Take each line containing "cntlm" and report it exactly as written.

Records from a data collection:
+===+
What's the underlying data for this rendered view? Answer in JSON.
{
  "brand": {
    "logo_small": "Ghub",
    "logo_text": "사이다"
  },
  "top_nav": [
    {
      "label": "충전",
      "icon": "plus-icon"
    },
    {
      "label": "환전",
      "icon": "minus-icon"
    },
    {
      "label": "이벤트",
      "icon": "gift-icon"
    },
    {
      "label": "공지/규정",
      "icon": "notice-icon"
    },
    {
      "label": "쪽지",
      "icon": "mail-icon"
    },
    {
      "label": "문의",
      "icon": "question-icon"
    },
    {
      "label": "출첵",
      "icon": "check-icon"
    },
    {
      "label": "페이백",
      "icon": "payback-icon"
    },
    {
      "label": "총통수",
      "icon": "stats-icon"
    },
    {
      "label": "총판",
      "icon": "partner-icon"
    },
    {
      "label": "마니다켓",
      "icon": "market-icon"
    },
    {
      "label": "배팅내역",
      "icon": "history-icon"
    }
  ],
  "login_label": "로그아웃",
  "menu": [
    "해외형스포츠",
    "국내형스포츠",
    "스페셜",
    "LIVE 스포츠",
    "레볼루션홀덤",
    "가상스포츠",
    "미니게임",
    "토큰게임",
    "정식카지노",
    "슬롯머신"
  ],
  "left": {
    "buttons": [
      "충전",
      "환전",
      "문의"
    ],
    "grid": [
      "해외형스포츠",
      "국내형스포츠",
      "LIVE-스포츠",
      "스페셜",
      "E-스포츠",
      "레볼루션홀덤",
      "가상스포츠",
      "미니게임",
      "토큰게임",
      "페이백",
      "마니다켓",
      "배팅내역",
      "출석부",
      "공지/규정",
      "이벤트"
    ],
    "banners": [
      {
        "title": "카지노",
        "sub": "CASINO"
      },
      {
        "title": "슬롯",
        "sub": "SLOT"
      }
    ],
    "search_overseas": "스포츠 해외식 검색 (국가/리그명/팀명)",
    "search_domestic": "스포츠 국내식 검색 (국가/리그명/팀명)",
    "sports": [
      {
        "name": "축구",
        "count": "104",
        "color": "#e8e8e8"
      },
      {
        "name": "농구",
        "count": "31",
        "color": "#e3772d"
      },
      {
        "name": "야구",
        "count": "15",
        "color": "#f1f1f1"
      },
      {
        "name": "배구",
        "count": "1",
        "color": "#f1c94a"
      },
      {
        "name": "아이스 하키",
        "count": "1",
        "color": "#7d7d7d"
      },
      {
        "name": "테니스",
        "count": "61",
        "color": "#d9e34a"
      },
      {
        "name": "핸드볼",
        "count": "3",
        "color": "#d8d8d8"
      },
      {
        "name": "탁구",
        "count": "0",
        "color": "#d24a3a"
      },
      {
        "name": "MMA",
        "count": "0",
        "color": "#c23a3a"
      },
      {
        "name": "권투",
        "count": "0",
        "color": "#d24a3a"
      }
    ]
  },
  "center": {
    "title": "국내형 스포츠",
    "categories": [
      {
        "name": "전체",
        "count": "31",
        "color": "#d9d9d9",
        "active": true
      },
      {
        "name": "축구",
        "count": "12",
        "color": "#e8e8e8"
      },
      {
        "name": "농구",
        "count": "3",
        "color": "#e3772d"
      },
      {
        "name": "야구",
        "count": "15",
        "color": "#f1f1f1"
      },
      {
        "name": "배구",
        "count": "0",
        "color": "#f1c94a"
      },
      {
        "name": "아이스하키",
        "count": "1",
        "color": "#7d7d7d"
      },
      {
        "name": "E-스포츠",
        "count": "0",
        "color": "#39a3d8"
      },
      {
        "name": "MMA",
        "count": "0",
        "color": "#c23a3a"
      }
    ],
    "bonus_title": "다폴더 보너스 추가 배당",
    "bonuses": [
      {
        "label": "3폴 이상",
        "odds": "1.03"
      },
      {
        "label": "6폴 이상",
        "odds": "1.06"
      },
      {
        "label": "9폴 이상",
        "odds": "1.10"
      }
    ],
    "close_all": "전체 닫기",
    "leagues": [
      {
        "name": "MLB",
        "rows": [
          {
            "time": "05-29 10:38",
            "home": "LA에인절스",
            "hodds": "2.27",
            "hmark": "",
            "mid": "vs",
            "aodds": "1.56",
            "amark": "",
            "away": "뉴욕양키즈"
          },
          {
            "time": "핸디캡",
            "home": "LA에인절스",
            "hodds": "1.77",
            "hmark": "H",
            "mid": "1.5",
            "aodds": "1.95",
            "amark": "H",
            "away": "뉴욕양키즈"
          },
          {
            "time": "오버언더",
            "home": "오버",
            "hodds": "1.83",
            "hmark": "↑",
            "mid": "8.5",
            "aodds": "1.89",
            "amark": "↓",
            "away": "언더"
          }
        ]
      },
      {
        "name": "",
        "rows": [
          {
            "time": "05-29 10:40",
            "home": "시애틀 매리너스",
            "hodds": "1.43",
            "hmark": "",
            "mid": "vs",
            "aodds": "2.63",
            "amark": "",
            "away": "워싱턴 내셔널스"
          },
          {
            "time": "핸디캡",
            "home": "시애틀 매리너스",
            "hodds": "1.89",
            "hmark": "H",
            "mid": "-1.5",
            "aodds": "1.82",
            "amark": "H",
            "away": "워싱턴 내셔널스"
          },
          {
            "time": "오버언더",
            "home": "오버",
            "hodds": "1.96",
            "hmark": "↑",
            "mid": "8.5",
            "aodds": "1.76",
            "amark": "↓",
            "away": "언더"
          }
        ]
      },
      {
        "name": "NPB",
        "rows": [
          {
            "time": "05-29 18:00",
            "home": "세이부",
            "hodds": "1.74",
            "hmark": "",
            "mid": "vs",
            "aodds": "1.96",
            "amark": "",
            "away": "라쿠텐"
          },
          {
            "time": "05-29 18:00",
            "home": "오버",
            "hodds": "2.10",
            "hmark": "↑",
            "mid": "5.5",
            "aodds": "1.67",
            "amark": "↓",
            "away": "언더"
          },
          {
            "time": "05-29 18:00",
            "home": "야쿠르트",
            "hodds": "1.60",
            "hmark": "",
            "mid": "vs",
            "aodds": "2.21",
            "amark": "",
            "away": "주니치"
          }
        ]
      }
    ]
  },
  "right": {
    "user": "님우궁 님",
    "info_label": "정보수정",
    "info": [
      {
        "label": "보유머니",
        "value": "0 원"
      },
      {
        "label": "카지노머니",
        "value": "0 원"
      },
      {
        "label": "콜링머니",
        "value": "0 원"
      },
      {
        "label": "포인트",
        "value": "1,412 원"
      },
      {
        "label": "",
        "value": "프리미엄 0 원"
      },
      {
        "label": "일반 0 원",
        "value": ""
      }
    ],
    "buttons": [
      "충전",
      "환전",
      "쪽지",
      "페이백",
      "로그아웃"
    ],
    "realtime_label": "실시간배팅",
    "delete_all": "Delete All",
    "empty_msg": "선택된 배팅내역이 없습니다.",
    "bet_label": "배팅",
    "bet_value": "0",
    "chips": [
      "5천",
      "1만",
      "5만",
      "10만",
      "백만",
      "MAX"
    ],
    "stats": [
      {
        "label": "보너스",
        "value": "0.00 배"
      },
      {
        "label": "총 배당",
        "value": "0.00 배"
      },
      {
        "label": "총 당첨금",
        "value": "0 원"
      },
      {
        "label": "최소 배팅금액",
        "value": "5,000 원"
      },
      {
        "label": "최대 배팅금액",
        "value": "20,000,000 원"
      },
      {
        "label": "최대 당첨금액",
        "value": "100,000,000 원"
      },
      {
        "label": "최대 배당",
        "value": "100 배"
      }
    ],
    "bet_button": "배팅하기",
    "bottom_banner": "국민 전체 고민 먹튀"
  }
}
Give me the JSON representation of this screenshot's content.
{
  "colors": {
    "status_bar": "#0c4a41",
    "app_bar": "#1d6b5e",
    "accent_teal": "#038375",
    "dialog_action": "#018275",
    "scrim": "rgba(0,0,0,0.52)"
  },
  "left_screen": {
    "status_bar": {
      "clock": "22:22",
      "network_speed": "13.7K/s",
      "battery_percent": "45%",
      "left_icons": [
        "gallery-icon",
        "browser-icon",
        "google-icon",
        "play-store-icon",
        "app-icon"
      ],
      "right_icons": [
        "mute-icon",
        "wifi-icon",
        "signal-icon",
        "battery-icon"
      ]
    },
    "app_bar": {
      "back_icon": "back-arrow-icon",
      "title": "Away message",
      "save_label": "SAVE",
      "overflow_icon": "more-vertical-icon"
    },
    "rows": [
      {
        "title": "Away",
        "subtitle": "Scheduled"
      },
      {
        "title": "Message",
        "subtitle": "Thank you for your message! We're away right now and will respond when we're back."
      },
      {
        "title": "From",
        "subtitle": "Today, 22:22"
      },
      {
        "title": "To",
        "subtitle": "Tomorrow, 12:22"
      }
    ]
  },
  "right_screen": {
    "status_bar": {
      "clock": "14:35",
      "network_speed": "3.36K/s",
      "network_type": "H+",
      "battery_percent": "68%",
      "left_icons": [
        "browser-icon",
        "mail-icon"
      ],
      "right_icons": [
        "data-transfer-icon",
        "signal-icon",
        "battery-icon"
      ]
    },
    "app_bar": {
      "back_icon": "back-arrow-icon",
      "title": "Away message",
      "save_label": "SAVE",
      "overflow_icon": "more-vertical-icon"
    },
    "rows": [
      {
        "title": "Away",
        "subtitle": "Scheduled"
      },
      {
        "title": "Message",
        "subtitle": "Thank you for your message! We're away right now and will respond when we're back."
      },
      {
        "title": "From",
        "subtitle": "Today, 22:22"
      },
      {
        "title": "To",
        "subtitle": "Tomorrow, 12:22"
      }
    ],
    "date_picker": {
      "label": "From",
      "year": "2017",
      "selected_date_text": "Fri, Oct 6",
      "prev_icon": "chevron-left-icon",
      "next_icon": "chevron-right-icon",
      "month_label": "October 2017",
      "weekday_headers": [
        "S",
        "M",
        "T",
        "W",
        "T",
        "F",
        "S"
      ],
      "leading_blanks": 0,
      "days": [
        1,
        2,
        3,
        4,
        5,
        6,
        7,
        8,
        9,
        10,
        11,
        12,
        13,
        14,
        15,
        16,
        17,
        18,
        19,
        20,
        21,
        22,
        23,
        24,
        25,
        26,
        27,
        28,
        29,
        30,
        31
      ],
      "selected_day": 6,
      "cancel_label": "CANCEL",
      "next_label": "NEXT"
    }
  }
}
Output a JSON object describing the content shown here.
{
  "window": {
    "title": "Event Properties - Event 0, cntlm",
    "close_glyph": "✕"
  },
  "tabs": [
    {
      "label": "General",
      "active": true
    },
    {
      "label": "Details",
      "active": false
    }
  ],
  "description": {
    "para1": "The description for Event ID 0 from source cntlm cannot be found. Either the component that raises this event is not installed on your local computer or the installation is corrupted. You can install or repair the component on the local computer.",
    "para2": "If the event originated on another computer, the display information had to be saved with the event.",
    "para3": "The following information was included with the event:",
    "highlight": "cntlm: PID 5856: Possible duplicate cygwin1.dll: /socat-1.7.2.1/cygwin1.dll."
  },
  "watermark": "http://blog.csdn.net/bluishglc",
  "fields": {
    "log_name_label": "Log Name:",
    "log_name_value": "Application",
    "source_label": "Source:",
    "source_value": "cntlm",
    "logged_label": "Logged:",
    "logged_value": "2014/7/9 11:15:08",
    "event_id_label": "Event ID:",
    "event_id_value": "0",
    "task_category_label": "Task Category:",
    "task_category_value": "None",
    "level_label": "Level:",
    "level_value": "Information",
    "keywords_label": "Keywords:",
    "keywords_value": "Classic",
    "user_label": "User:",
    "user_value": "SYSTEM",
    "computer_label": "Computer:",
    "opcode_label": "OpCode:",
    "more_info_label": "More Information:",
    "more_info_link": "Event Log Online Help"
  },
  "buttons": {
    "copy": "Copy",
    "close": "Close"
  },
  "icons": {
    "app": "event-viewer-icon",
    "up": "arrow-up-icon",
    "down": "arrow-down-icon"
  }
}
+===+
Answer to the problem:
    "title": "Event Properties - Event 0, cntlm",
    "para1": "The description for Event ID 0 from source cntlm cannot be found. Either the component that raises this event is not installed on your local computer or the installation is corrupted. You can install or repair the component on the local computer.",
    "highlight": "cntlm: PID 5856: Possible duplicate cygwin1.dll: /socat-1.7.2.1/cygwin1.dll."
    "source_value": "cntlm",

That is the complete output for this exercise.